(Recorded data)

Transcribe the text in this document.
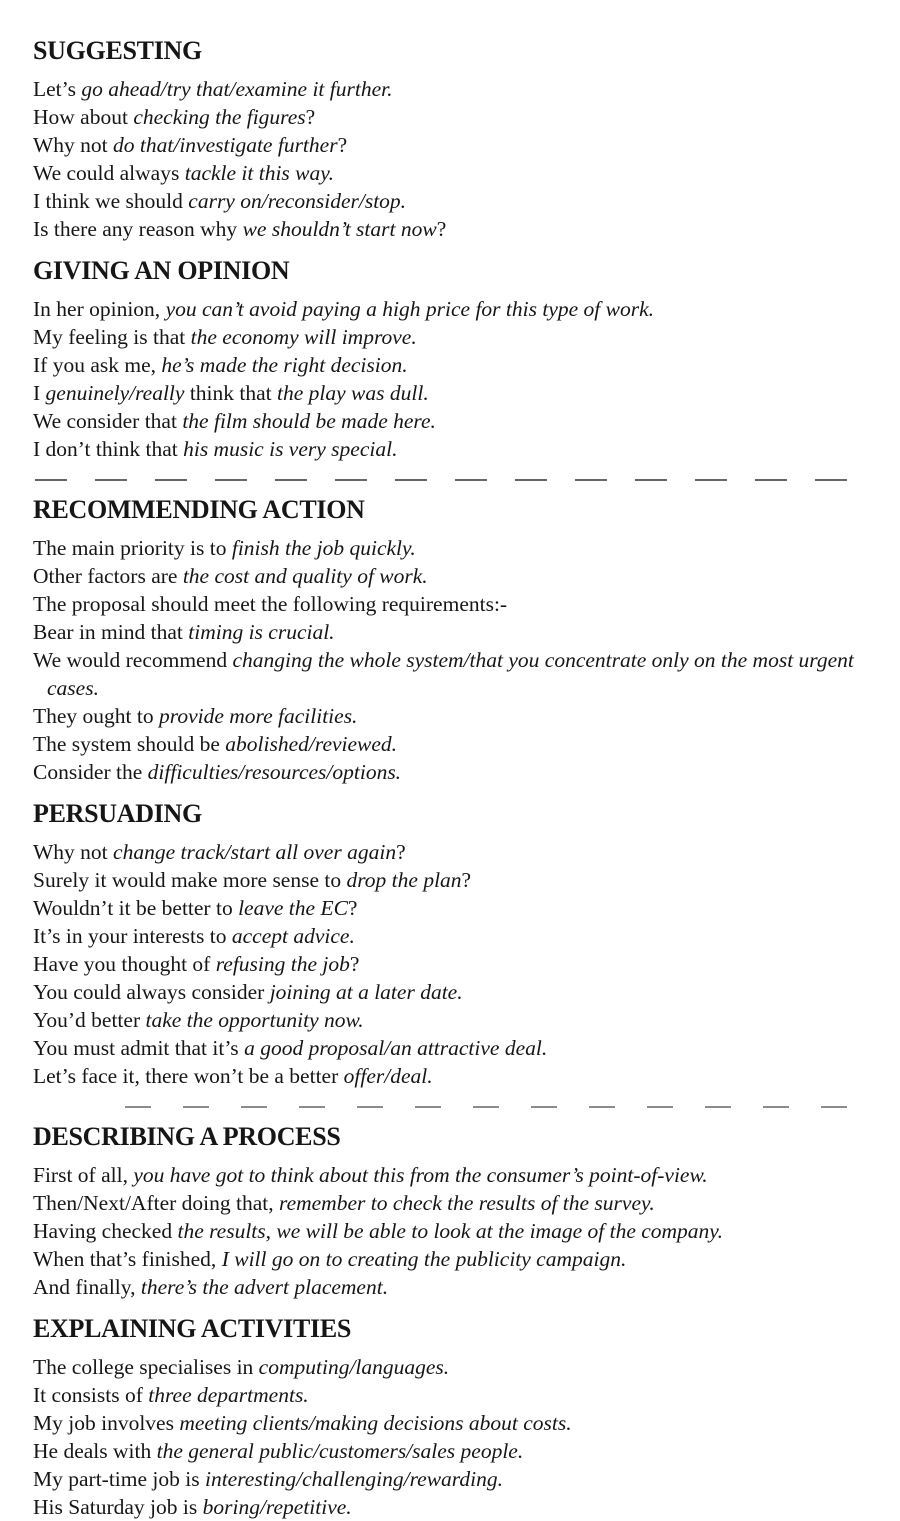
SUGGESTING

Let’s go ahead/try that/examine it further.

How about checking the figures?

Why not do that/investigate further?

We could always tackle it this way.

I think we should carry on/reconsider/stop.

Is there any reason why we shouldn’t start now?

GIVING AN OPINION

In her opinion, you can’t avoid paying a high price for this type of work.

My feeling is that the economy will improve.

If you ask me, he’s made the right decision.

I genuinely/really think that the play was dull.

We consider that the film should be made here.

I don’t think that his music is very special.

RECOMMENDING ACTION

The main priority is to finish the job quickly.

Other factors are the cost and quality of work.

The proposal should meet the following requirements:-

Bear in mind that timing is crucial.

We would recommend changing the whole system/that you concentrate only on the most urgent cases.

They ought to provide more facilities.

The system should be abolished/reviewed.

Consider the difficulties/resources/options.

PERSUADING

Why not change track/start all over again?

Surely it would make more sense to drop the plan?

Wouldn’t it be better to leave the EC?

It’s in your interests to accept advice.

Have you thought of refusing the job?

You could always consider joining at a later date.

You’d better take the opportunity now.

You must admit that it’s a good proposal/an attractive deal.

Let’s face it, there won’t be a better offer/deal.

DESCRIBING A PROCESS

First of all, you have got to think about this from the consumer’s point-of-view.

Then/Next/After doing that, remember to check the results of the survey.

Having checked the results, we will be able to look at the image of the company.

When that’s finished, I will go on to creating the publicity campaign.

And finally, there’s the advert placement.

EXPLAINING ACTIVITIES

The college specialises in computing/languages.

It consists of three departments.

My job involves meeting clients/making decisions about costs.

He deals with the general public/customers/sales people.

My part-time job is interesting/challenging/rewarding.

His Saturday job is boring/repetitive.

== Stated goal ==
Return every line containing "that".

== Solution ==
Let’s go ahead/try that/examine it further.
Why not do that/investigate further?
My feeling is that the economy will improve.
I genuinely/really think that the play was dull.
We consider that the film should be made here.
I don’t think that his music is very special.
Bear in mind that timing is crucial.
We would recommend changing the whole system/that you concentrate only on the most urgent cases.
You must admit that it’s a good proposal/an attractive deal.
Then/Next/After doing that, remember to check the results of the survey.
When that’s finished, I will go on to creating the publicity campaign.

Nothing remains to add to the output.